Records to process:
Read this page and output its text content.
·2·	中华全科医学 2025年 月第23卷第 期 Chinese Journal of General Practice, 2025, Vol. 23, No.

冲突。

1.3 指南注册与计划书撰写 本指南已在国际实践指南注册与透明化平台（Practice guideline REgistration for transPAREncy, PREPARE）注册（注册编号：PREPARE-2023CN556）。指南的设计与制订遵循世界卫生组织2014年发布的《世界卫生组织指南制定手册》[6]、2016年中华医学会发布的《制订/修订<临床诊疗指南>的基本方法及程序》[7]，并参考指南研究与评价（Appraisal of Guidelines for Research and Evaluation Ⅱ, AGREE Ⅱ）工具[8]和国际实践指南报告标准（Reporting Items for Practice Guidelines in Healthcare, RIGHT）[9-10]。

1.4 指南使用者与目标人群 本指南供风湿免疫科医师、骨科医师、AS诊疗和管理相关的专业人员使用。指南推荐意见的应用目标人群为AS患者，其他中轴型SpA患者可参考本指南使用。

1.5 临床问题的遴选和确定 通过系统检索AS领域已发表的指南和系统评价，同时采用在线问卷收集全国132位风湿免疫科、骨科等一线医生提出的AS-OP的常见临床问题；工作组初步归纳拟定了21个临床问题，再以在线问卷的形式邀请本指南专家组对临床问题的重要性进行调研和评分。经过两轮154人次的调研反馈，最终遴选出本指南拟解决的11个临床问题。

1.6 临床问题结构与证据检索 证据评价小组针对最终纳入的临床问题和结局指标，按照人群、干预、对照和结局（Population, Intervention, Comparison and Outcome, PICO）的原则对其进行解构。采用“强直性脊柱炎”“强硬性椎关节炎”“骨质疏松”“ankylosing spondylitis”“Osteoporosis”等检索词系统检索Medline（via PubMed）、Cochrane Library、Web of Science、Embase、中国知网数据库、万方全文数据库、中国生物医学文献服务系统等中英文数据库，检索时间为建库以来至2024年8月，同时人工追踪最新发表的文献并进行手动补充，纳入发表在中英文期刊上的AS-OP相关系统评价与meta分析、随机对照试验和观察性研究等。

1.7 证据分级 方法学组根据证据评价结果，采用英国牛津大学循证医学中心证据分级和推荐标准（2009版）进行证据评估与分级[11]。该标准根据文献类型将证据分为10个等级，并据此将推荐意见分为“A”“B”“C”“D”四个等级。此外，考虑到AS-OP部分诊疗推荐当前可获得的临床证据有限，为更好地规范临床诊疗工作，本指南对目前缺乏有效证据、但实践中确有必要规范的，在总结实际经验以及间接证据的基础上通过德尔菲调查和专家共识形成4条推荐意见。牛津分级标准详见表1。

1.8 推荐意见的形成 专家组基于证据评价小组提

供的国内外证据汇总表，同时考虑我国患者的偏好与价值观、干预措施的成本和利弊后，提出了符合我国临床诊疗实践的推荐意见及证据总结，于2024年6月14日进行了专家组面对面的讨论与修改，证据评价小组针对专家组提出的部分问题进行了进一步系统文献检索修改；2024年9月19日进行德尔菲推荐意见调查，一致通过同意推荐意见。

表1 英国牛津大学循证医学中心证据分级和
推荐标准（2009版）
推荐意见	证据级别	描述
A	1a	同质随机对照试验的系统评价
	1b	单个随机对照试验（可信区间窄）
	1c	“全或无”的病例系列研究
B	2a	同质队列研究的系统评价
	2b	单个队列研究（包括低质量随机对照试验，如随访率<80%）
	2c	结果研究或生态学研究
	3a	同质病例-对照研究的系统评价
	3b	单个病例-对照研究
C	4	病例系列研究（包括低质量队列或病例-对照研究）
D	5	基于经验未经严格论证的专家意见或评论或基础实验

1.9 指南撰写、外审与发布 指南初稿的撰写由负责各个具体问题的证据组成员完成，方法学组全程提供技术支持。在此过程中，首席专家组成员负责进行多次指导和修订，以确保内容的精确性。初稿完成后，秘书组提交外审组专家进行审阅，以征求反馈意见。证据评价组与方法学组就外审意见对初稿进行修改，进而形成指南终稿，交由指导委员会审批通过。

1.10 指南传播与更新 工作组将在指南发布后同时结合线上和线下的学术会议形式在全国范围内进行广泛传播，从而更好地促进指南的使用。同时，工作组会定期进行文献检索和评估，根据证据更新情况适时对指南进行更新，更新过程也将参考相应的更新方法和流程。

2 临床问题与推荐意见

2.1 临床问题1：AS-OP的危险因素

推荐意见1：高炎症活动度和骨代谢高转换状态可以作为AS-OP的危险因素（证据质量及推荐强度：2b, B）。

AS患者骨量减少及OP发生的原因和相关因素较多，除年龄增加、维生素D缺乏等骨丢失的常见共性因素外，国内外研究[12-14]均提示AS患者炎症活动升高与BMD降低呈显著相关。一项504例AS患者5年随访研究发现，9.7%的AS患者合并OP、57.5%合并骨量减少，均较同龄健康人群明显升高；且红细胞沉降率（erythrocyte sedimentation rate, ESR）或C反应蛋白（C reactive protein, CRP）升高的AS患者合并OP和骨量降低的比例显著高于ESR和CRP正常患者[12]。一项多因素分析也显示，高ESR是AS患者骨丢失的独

Description of the task:
All of the material must be given again exactly.

Exercise solution:
Read this page and output its text content.
·2·	中华全科医学 2025年 月第23卷第 期 Chinese Journal of General Practice, 2025, Vol. 23, No.

冲突。

1.3 指南注册与计划书撰写 本指南已在国际实践指南注册与透明化平台（Practice guideline REgistration for transPAREncy, PREPARE）注册（注册编号：PREPARE-2023CN556）。指南的设计与制订遵循世界卫生组织2014年发布的《世界卫生组织指南制定手册》[6]、2016年中华医学会发布的《制订/修订<临床诊疗指南>的基本方法及程序》[7]，并参考指南研究与评价（Appraisal of Guidelines for Research and Evaluation Ⅱ, AGREE Ⅱ）工具[8]和国际实践指南报告标准（Reporting Items for Practice Guidelines in Healthcare, RIGHT）[9-10]。

1.4 指南使用者与目标人群 本指南供风湿免疫科医师、骨科医师、AS诊疗和管理相关的专业人员使用。指南推荐意见的应用目标人群为AS患者，其他中轴型SpA患者可参考本指南使用。

1.5 临床问题的遴选和确定 通过系统检索AS领域已发表的指南和系统评价，同时采用在线问卷收集全国132位风湿免疫科、骨科等一线医生提出的AS-OP的常见临床问题；工作组初步归纳拟定了21个临床问题，再以在线问卷的形式邀请本指南专家组对临床问题的重要性进行调研和评分。经过两轮154人次的调研反馈，最终遴选出本指南拟解决的11个临床问题。

1.6 临床问题结构与证据检索 证据评价小组针对最终纳入的临床问题和结局指标，按照人群、干预、对照和结局（Population, Intervention, Comparison and Outcome, PICO）的原则对其进行解构。采用“强直性脊柱炎”“强硬性椎关节炎”“骨质疏松”“ankylosing spondylitis”“Osteoporosis”等检索词系统检索Medline（via PubMed）、Cochrane Library、Web of Science、Embase、中国知网数据库、万方全文数据库、中国生物医学文献服务系统等中英文数据库，检索时间为建库以来至2024年8月，同时人工追踪最新发表的文献并进行手动补充，纳入发表在中英文期刊上的AS-OP相关系统评价与meta分析、随机对照试验和观察性研究等。

1.7 证据分级 方法学组根据证据评价结果，采用英国牛津大学循证医学中心证据分级和推荐标准（2009版）进行证据评估与分级[11]。该标准根据文献类型将证据分为10个等级，并据此将推荐意见分为“A”“B”“C”“D”四个等级。此外，考虑到AS-OP部分诊疗推荐当前可获得的临床证据有限，为更好地规范临床诊疗工作，本指南对目前缺乏有效证据、但实践中确有必要规范的，在总结实际经验以及间接证据的基础上通过德尔菲调查和专家共识形成4条推荐意见。牛津分级标准详见表1。

1.8 推荐意见的形成 专家组基于证据评价小组提

供的国内外证据汇总表，同时考虑我国患者的偏好与价值观、干预措施的成本和利弊后，提出了符合我国临床诊疗实践的推荐意见及证据总结，于2024年6月14日进行了专家组面对面的讨论与修改，证据评价小组针对专家组提出的部分问题进行了进一步系统文献检索修改；2024年9月19日进行德尔菲推荐意见调查，一致通过同意推荐意见。

表1 英国牛津大学循证医学中心证据分级和
推荐标准（2009版）
推荐意见	证据级别	描述
A	1a	同质随机对照试验的系统评价
	1b	单个随机对照试验（可信区间窄）
	1c	“全或无”的病例系列研究
B	2a	同质队列研究的系统评价
	2b	单个队列研究（包括低质量随机对照试验，如随访率<80%）
	2c	结果研究或生态学研究
	3a	同质病例-对照研究的系统评价
	3b	单个病例-对照研究
C	4	病例系列研究（包括低质量队列或病例-对照研究）
D	5	基于经验未经严格论证的专家意见或评论或基础实验

1.9 指南撰写、外审与发布 指南初稿的撰写由负责各个具体问题的证据组成员完成，方法学组全程提供技术支持。在此过程中，首席专家组成员负责进行多次指导和修订，以确保内容的精确性。初稿完成后，秘书组提交外审组专家进行审阅，以征求反馈意见。证据评价组与方法学组就外审意见对初稿进行修改，进而形成指南终稿，交由指导委员会审批通过。

1.10 指南传播与更新 工作组将在指南发布后同时结合线上和线下的学术会议形式在全国范围内进行广泛传播，从而更好地促进指南的使用。同时，工作组会定期进行文献检索和评估，根据证据更新情况适时对指南进行更新，更新过程也将参考相应的更新方法和流程。

2 临床问题与推荐意见

2.1 临床问题1：AS-OP的危险因素

推荐意见1：高炎症活动度和骨代谢高转换状态可以作为AS-OP的危险因素（证据质量及推荐强度：2b, B）。

AS患者骨量减少及OP发生的原因和相关因素较多，除年龄增加、维生素D缺乏等骨丢失的常见共性因素外，国内外研究[12-14]均提示AS患者炎症活动升高与BMD降低呈显著相关。一项504例AS患者5年随访研究发现，9.7%的AS患者合并OP、57.5%合并骨量减少，均较同龄健康人群明显升高；且红细胞沉降率（erythrocyte sedimentation rate, ESR）或C反应蛋白（C reactive protein, CRP）升高的AS患者合并OP和骨量降低的比例显著高于ESR和CRP正常患者[12]。一项多因素分析也显示，高ESR是AS患者骨丢失的独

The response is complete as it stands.